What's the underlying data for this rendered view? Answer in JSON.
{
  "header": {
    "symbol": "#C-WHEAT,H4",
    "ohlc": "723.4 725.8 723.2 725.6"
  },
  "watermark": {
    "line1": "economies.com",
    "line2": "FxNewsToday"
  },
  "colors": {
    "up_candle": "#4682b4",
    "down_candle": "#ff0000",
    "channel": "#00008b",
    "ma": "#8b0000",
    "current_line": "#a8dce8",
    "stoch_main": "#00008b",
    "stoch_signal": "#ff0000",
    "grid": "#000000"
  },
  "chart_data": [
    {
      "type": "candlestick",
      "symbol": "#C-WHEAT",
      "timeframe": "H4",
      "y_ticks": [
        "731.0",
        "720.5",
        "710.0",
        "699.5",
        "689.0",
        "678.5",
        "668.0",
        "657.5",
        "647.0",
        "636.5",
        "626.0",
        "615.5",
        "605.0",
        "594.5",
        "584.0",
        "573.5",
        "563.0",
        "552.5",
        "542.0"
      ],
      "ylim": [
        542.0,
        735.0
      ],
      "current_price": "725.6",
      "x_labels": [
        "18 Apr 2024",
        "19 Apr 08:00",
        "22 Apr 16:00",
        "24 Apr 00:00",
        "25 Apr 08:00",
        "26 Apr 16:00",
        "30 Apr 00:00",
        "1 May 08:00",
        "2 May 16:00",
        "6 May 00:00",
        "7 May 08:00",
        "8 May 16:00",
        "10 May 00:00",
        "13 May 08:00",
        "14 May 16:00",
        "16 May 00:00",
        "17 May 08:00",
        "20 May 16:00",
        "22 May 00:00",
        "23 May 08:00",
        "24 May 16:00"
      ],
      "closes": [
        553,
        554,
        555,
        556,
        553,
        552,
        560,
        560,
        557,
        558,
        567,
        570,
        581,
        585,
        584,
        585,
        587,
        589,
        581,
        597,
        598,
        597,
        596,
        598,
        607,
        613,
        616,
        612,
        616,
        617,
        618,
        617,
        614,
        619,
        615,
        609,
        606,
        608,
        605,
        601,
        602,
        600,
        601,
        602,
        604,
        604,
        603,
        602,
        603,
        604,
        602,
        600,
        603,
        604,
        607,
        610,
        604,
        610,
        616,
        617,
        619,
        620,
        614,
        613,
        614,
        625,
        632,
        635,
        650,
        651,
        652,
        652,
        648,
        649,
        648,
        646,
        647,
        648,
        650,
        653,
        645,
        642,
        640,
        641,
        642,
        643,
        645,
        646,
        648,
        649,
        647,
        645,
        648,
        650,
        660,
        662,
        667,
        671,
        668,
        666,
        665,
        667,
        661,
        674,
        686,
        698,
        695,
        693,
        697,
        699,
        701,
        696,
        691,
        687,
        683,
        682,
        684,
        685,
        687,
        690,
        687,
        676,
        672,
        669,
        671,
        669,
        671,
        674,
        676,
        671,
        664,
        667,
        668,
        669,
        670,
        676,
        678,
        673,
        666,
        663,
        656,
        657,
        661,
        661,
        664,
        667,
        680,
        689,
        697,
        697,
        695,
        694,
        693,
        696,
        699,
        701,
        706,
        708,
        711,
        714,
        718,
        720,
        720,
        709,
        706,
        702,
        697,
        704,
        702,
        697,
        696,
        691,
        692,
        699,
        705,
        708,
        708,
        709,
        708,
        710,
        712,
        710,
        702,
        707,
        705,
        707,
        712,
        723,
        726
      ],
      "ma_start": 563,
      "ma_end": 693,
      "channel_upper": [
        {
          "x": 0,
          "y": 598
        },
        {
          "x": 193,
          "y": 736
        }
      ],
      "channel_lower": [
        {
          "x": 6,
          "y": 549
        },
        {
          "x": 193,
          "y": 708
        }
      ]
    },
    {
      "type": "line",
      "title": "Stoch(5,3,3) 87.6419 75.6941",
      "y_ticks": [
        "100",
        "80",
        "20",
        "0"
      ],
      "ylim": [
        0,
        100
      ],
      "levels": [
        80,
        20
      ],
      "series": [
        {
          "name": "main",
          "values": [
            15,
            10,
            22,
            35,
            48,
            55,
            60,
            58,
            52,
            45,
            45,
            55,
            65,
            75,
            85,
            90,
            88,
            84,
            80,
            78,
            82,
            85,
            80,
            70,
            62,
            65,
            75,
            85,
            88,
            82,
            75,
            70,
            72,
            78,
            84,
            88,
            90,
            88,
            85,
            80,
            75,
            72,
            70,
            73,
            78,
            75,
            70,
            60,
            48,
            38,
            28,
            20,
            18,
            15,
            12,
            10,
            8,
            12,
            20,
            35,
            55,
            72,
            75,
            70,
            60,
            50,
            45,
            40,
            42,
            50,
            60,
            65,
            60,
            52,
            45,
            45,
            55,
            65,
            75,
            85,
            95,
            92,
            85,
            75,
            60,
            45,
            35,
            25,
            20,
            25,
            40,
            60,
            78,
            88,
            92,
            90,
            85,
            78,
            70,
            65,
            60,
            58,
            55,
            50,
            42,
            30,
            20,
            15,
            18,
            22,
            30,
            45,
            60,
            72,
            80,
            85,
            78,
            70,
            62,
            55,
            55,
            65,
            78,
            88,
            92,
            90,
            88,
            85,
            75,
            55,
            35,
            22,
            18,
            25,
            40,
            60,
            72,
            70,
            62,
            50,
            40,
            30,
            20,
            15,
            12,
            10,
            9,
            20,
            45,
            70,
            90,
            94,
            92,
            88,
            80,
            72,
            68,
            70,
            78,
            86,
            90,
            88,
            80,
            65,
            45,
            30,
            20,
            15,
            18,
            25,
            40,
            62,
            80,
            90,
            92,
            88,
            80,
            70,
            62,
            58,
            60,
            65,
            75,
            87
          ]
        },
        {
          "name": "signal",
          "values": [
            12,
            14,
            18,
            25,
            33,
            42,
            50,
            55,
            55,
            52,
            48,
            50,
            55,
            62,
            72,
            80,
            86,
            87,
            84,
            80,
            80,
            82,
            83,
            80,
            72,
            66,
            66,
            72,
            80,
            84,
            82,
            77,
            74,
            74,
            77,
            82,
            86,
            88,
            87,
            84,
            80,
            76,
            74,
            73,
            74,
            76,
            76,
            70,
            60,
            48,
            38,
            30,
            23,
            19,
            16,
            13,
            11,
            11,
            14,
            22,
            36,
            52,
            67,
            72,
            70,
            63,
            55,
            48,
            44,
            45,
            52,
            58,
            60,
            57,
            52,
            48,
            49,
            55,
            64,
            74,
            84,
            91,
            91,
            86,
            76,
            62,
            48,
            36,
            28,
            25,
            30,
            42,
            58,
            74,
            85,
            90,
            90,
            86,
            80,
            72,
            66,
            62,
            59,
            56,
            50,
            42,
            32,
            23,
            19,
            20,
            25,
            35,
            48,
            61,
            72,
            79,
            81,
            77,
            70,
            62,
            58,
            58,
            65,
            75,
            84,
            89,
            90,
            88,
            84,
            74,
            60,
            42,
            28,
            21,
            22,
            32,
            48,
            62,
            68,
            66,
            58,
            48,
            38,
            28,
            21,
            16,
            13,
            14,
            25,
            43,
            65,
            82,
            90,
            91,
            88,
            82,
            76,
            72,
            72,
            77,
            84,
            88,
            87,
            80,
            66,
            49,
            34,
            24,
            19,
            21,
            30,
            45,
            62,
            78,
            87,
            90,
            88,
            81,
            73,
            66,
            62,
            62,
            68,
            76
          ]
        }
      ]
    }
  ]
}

--- --- ---

▸ **Aim of the task**
Copy out every line of the data above, exactly as given.

▸ **Finished task**
What's the underlying data for this rendered view? Answer in JSON.
{
  "header": {
    "symbol": "#C-WHEAT,H4",
    "ohlc": "723.4 725.8 723.2 725.6"
  },
  "watermark": {
    "line1": "economies.com",
    "line2": "FxNewsToday"
  },
  "colors": {
    "up_candle": "#4682b4",
    "down_candle": "#ff0000",
    "channel": "#00008b",
    "ma": "#8b0000",
    "current_line": "#a8dce8",
    "stoch_main": "#00008b",
    "stoch_signal": "#ff0000",
    "grid": "#000000"
  },
  "chart_data": [
    {
      "type": "candlestick",
      "symbol": "#C-WHEAT",
      "timeframe": "H4",
      "y_ticks": [
        "731.0",
        "720.5",
        "710.0",
        "699.5",
        "689.0",
        "678.5",
        "668.0",
        "657.5",
        "647.0",
        "636.5",
        "626.0",
        "615.5",
        "605.0",
        "594.5",
        "584.0",
        "573.5",
        "563.0",
        "552.5",
        "542.0"
      ],
      "ylim": [
        542.0,
        735.0
      ],
      "current_price": "725.6",
      "x_labels": [
        "18 Apr 2024",
        "19 Apr 08:00",
        "22 Apr 16:00",
        "24 Apr 00:00",
        "25 Apr 08:00",
        "26 Apr 16:00",
        "30 Apr 00:00",
        "1 May 08:00",
        "2 May 16:00",
        "6 May 00:00",
        "7 May 08:00",
        "8 May 16:00",
        "10 May 00:00",
        "13 May 08:00",
        "14 May 16:00",
        "16 May 00:00",
        "17 May 08:00",
        "20 May 16:00",
        "22 May 00:00",
        "23 May 08:00",
        "24 May 16:00"
      ],
      "closes": [
        553,
        554,
        555,
        556,
        553,
        552,
        560,
        560,
        557,
        558,
        567,
        570,
        581,
        585,
        584,
        585,
        587,
        589,
        581,
        597,
        598,
        597,
        596,
        598,
        607,
        613,
        616,
        612,
        616,
        617,
        618,
        617,
        614,
        619,
        615,
        609,
        606,
        608,
        605,
        601,
        602,
        600,
        601,
        602,
        604,
        604,
        603,
        602,
        603,
        604,
        602,
        600,
        603,
        604,
        607,
        610,
        604,
        610,
        616,
        617,
        619,
        620,
        614,
        613,
        614,
        625,
        632,
        635,
        650,
        651,
        652,
        652,
        648,
        649,
        648,
        646,
        647,
        648,
        650,
        653,
        645,
        642,
        640,
        641,
        642,
        643,
        645,
        646,
        648,
        649,
        647,
        645,
        648,
        650,
        660,
        662,
        667,
        671,
        668,
        666,
        665,
        667,
        661,
        674,
        686,
        698,
        695,
        693,
        697,
        699,
        701,
        696,
        691,
        687,
        683,
        682,
        684,
        685,
        687,
        690,
        687,
        676,
        672,
        669,
        671,
        669,
        671,
        674,
        676,
        671,
        664,
        667,
        668,
        669,
        670,
        676,
        678,
        673,
        666,
        663,
        656,
        657,
        661,
        661,
        664,
        667,
        680,
        689,
        697,
        697,
        695,
        694,
        693,
        696,
        699,
        701,
        706,
        708,
        711,
        714,
        718,
        720,
        720,
        709,
        706,
        702,
        697,
        704,
        702,
        697,
        696,
        691,
        692,
        699,
        705,
        708,
        708,
        709,
        708,
        710,
        712,
        710,
        702,
        707,
        705,
        707,
        712,
        723,
        726
      ],
      "ma_start": 563,
      "ma_end": 693,
      "channel_upper": [
        {
          "x": 0,
          "y": 598
        },
        {
          "x": 193,
          "y": 736
        }
      ],
      "channel_lower": [
        {
          "x": 6,
          "y": 549
        },
        {
          "x": 193,
          "y": 708
        }
      ]
    },
    {
      "type": "line",
      "title": "Stoch(5,3,3) 87.6419 75.6941",
      "y_ticks": [
        "100",
        "80",
        "20",
        "0"
      ],
      "ylim": [
        0,
        100
      ],
      "levels": [
        80,
        20
      ],
      "series": [
        {
          "name": "main",
          "values": [
            15,
            10,
            22,
            35,
            48,
            55,
            60,
            58,
            52,
            45,
            45,
            55,
            65,
            75,
            85,
            90,
            88,
            84,
            80,
            78,
            82,
            85,
            80,
            70,
            62,
            65,
            75,
            85,
            88,
            82,
            75,
            70,
            72,
            78,
            84,
            88,
            90,
            88,
            85,
            80,
            75,
            72,
            70,
            73,
            78,
            75,
            70,
            60,
            48,
            38,
            28,
            20,
            18,
            15,
            12,
            10,
            8,
            12,
            20,
            35,
            55,
            72,
            75,
            70,
            60,
            50,
            45,
            40,
            42,
            50,
            60,
            65,
            60,
            52,
            45,
            45,
            55,
            65,
            75,
            85,
            95,
            92,
            85,
            75,
            60,
            45,
            35,
            25,
            20,
            25,
            40,
            60,
            78,
            88,
            92,
            90,
            85,
            78,
            70,
            65,
            60,
            58,
            55,
            50,
            42,
            30,
            20,
            15,
            18,
            22,
            30,
            45,
            60,
            72,
            80,
            85,
            78,
            70,
            62,
            55,
            55,
            65,
            78,
            88,
            92,
            90,
            88,
            85,
            75,
            55,
            35,
            22,
            18,
            25,
            40,
            60,
            72,
            70,
            62,
            50,
            40,
            30,
            20,
            15,
            12,
            10,
            9,
            20,
            45,
            70,
            90,
            94,
            92,
            88,
            80,
            72,
            68,
            70,
            78,
            86,
            90,
            88,
            80,
            65,
            45,
            30,
            20,
            15,
            18,
            25,
            40,
            62,
            80,
            90,
            92,
            88,
            80,
            70,
            62,
            58,
            60,
            65,
            75,
            87
          ]
        },
        {
          "name": "signal",
          "values": [
            12,
            14,
            18,
            25,
            33,
            42,
            50,
            55,
            55,
            52,
            48,
            50,
            55,
            62,
            72,
            80,
            86,
            87,
            84,
            80,
            80,
            82,
            83,
            80,
            72,
            66,
            66,
            72,
            80,
            84,
            82,
            77,
            74,
            74,
            77,
            82,
            86,
            88,
            87,
            84,
            80,
            76,
            74,
            73,
            74,
            76,
            76,
            70,
            60,
            48,
            38,
            30,
            23,
            19,
            16,
            13,
            11,
            11,
            14,
            22,
            36,
            52,
            67,
            72,
            70,
            63,
            55,
            48,
            44,
            45,
            52,
            58,
            60,
            57,
            52,
            48,
            49,
            55,
            64,
            74,
            84,
            91,
            91,
            86,
            76,
            62,
            48,
            36,
            28,
            25,
            30,
            42,
            58,
            74,
            85,
            90,
            90,
            86,
            80,
            72,
            66,
            62,
            59,
            56,
            50,
            42,
            32,
            23,
            19,
            20,
            25,
            35,
            48,
            61,
            72,
            79,
            81,
            77,
            70,
            62,
            58,
            58,
            65,
            75,
            84,
            89,
            90,
            88,
            84,
            74,
            60,
            42,
            28,
            21,
            22,
            32,
            48,
            62,
            68,
            66,
            58,
            48,
            38,
            28,
            21,
            16,
            13,
            14,
            25,
            43,
            65,
            82,
            90,
            91,
            88,
            82,
            76,
            72,
            72,
            77,
            84,
            88,
            87,
            80,
            66,
            49,
            34,
            24,
            19,
            21,
            30,
            45,
            62,
            78,
            87,
            90,
            88,
            81,
            73,
            66,
            62,
            62,
            68,
            76
          ]
        }
      ]
    }
  ]
}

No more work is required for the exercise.